> _Required task_
Extract the lines that hold the string "Remote".

-- begin --

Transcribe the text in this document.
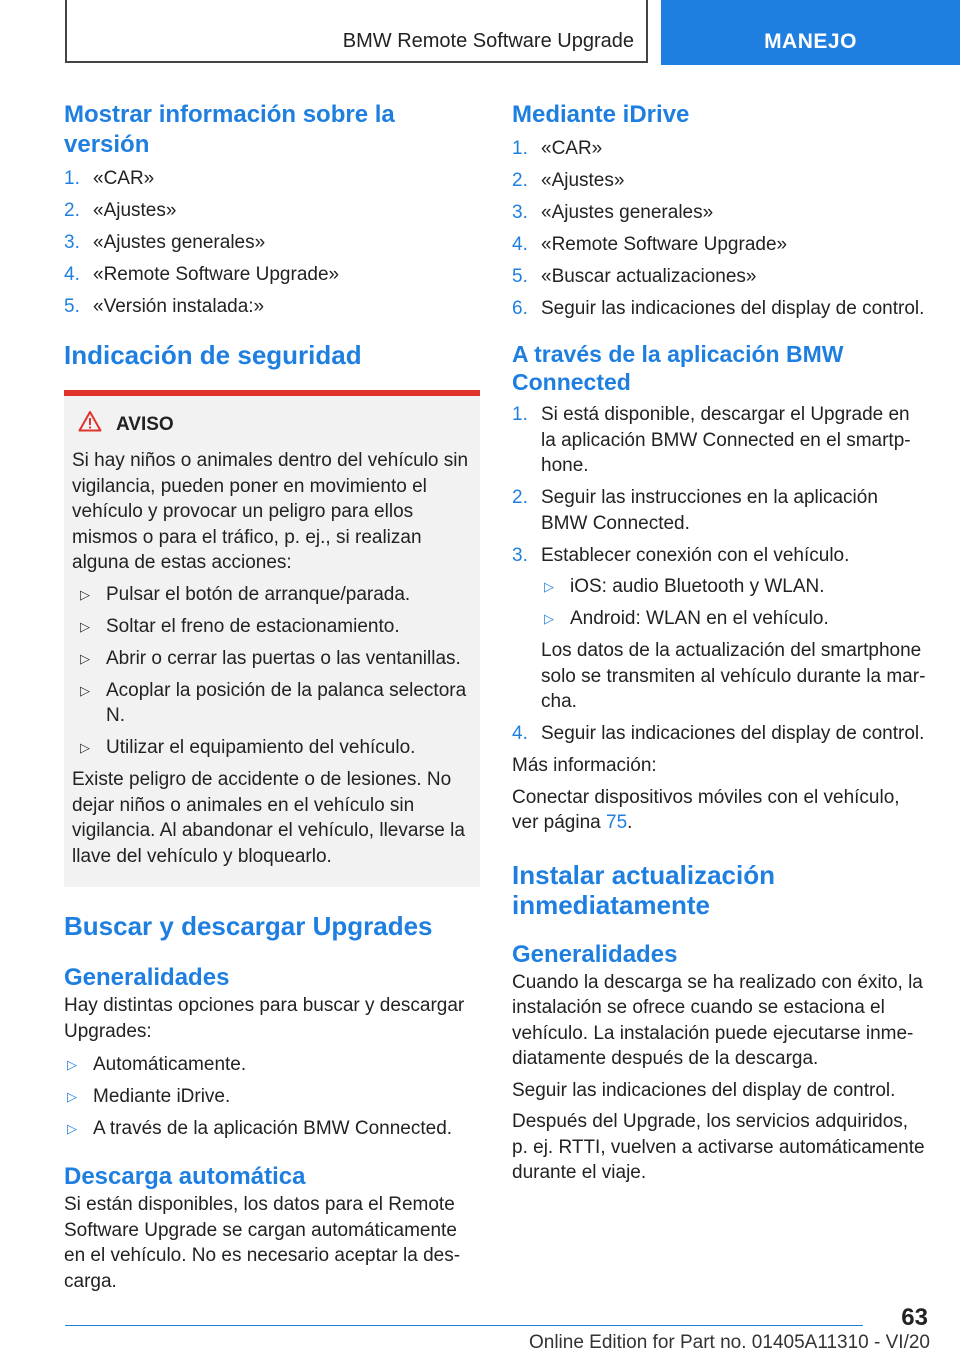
BMW Remote Software Upgrade	MANEJO
Mostrar información sobre la versión
1. «CAR»
2. «Ajustes»
3. «Ajustes generales»
4. «Remote Software Upgrade»
5. «Versión instalada:»
Indicación de seguridad
AVISO

Si hay niños o animales dentro del vehículo sin vigilancia, pueden poner en movimiento el vehículo y provocar un peligro para ellos mismos o para el tráfico, p. ej., si realizan alguna de estas acciones:

▷ Pulsar el botón de arranque/parada.
▷ Soltar el freno de estacionamiento.
▷ Abrir o cerrar las puertas o las ventanillas.
▷ Acoplar la posición de la palanca selectora N.
▷ Utilizar el equipamiento del vehículo.

Existe peligro de accidente o de lesiones. No dejar niños o animales en el vehículo sin vigilancia. Al abandonar el vehículo, llevarse la llave del vehículo y bloquearlo.

Buscar y descargar Upgrades
Generalidades

Hay distintas opciones para buscar y descargar Upgrades:

▷ Automáticamente.
▷ Mediante iDrive.
▷ A través de la aplicación BMW Connected.
Descarga automática

Si están disponibles, los datos para el Remote Software Upgrade se cargan automáticamente en el vehículo. No es necesario aceptar la descarga.

Mediante iDrive
1. «CAR»
2. «Ajustes»
3. «Ajustes generales»
4. «Remote Software Upgrade»
5. «Buscar actualizaciones»
6. Seguir las indicaciones del display de control.
A través de la aplicación BMW Connected
1. Si está disponible, descargar el Upgrade en la aplicación BMW Connected en el smartphone.
2. Seguir las instrucciones en la aplicación BMW Connected.
3. Establecer conexión con el vehículo.
▷ iOS: audio Bluetooth y WLAN.
▷ Android: WLAN en el vehículo.

Los datos de la actualización del smartphone solo se transmiten al vehículo durante la marcha.

4. Seguir las indicaciones del display de control.

Más información:

Conectar dispositivos móviles con el vehículo, ver página 75.

Instalar actualización inmediatamente
Generalidades

Cuando la descarga se ha realizado con éxito, la instalación se ofrece cuando se estaciona el vehículo. La instalación puede ejecutarse inmediatamente después de la descarga.

Seguir las indicaciones del display de control.

Después del Upgrade, los servicios adquiridos, p. ej. RTTI, vuelven a activarse automáticamente durante el viaje.

63
Online Edition for Part no. 01405A11310 - VI/20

-- end --

> _Task output_
BMW Remote Software Upgrade	MANEJO
4. «Remote Software Upgrade»
Si están disponibles, los datos para el Remote Software Upgrade se cargan automáticamente en el vehículo. No es necesario aceptar la descarga.
4. «Remote Software Upgrade»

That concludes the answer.